RECORDS TO PROCESS:
********

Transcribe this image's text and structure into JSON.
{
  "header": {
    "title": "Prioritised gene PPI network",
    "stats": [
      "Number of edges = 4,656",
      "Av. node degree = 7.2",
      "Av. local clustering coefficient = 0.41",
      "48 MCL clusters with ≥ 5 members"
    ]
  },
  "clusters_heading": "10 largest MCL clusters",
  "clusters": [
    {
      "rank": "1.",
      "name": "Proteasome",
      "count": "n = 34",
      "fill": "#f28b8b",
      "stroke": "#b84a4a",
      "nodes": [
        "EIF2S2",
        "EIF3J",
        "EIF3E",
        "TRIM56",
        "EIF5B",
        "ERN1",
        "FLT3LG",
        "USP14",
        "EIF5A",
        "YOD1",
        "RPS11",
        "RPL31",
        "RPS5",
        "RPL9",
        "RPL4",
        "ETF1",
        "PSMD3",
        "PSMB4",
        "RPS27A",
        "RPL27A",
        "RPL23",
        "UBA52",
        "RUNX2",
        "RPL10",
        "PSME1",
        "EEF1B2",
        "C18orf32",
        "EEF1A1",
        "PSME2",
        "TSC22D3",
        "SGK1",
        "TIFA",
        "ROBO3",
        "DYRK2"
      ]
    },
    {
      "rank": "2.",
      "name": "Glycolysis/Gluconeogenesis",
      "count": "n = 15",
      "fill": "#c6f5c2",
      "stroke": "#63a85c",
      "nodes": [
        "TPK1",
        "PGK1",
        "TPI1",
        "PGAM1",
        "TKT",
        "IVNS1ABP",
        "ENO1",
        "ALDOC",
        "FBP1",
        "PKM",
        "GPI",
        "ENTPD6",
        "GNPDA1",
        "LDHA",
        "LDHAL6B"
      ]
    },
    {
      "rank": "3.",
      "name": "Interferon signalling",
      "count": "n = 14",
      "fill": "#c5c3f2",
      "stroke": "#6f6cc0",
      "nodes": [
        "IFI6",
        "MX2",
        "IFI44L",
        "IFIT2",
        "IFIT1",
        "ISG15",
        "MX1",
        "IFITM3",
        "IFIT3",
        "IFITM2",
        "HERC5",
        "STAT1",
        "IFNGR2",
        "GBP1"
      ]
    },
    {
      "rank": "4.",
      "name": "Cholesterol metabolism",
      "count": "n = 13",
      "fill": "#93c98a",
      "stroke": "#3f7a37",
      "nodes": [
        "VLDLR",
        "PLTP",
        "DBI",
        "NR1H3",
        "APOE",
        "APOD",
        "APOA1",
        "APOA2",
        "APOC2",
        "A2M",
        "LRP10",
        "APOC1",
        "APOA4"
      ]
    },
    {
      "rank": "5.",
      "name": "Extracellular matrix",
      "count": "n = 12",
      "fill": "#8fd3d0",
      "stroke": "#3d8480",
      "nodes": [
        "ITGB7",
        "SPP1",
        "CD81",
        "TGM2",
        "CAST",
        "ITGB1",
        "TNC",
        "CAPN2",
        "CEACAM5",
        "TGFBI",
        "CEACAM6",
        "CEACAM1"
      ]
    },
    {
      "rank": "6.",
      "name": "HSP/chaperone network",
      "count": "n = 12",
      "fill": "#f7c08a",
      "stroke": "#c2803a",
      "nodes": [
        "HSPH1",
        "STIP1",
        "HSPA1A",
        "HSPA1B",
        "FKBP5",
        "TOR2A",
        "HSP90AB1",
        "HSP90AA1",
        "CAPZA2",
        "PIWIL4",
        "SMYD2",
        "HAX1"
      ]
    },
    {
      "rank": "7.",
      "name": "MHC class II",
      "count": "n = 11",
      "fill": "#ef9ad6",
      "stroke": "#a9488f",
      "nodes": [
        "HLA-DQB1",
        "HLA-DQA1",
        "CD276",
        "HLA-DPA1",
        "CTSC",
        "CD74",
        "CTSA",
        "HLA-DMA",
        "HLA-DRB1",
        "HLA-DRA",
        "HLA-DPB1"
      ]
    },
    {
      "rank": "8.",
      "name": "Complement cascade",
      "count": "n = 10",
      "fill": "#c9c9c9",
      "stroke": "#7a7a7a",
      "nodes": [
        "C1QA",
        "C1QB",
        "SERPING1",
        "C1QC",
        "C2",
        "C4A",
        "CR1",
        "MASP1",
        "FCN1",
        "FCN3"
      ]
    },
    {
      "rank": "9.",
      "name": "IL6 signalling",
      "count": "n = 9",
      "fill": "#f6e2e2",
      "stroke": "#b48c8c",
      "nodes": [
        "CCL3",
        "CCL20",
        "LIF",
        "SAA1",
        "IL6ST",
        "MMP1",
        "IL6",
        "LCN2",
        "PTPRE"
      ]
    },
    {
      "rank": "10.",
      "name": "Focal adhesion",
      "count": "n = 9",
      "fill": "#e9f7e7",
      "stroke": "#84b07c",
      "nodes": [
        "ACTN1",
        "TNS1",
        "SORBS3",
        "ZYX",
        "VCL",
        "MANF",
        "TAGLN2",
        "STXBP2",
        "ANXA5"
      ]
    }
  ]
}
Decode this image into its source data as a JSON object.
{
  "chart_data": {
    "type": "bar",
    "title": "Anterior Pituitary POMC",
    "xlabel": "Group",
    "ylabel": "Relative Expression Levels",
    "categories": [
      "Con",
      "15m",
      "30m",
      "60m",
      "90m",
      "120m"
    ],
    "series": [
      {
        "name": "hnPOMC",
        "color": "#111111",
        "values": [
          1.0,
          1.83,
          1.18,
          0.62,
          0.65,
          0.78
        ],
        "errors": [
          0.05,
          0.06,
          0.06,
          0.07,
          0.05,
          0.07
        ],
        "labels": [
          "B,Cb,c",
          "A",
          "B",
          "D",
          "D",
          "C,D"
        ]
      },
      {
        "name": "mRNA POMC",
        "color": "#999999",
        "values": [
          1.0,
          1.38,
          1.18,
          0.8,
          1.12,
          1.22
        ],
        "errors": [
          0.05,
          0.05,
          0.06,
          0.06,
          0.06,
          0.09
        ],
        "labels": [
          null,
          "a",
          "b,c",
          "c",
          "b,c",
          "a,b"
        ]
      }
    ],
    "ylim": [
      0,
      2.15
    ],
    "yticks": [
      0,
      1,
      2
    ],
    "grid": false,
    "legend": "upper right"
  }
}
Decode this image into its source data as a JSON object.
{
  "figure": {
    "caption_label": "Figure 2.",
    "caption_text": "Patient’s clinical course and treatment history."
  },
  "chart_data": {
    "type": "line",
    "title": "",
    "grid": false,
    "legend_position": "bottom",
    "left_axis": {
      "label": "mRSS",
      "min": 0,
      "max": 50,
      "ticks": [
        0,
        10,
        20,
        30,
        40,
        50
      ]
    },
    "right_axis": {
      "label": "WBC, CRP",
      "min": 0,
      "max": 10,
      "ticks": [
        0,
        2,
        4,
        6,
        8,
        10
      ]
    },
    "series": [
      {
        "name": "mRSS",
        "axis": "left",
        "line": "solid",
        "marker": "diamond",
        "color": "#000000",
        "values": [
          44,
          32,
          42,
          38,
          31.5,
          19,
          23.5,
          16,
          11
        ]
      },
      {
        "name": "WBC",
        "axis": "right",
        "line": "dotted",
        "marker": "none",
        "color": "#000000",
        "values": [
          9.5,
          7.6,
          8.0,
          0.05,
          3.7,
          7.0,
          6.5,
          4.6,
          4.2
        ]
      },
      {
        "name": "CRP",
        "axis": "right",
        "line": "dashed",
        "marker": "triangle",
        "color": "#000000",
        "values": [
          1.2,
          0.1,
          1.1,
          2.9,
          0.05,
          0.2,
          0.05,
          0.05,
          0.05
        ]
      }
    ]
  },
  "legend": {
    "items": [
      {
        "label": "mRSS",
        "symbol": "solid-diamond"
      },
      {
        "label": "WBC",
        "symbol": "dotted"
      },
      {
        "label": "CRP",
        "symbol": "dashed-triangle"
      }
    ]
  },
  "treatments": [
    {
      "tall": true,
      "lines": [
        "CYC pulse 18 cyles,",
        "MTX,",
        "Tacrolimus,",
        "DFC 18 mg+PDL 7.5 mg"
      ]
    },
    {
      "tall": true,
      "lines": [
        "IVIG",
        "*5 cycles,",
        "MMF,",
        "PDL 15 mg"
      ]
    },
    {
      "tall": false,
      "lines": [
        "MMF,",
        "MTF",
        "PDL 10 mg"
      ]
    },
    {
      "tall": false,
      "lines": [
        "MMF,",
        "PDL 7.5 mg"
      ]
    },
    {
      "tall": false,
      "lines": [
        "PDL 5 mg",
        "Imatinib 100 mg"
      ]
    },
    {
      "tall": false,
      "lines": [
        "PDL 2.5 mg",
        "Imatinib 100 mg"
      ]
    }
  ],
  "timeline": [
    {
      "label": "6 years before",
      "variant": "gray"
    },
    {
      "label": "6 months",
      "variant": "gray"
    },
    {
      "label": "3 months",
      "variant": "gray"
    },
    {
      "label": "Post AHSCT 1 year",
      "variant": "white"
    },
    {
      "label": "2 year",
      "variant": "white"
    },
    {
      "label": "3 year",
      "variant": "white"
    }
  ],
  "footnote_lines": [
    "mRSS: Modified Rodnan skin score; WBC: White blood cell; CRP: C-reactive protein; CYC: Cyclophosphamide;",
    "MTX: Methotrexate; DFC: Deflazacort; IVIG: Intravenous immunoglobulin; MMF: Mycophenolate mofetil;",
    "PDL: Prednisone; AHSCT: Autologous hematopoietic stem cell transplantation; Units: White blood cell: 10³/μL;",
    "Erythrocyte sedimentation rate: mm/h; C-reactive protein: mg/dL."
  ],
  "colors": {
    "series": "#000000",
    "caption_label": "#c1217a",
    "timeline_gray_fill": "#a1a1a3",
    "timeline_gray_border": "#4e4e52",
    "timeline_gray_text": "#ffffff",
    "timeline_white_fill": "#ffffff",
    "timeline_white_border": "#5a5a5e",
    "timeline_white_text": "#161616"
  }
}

********

INSTRUCTIONS FOR THE TASK: Search the records above for the string "diamond". Report each line that has it.

RESULT OF THIS EXERCISE:
        "marker": "diamond",
        "symbol": "solid-diamond"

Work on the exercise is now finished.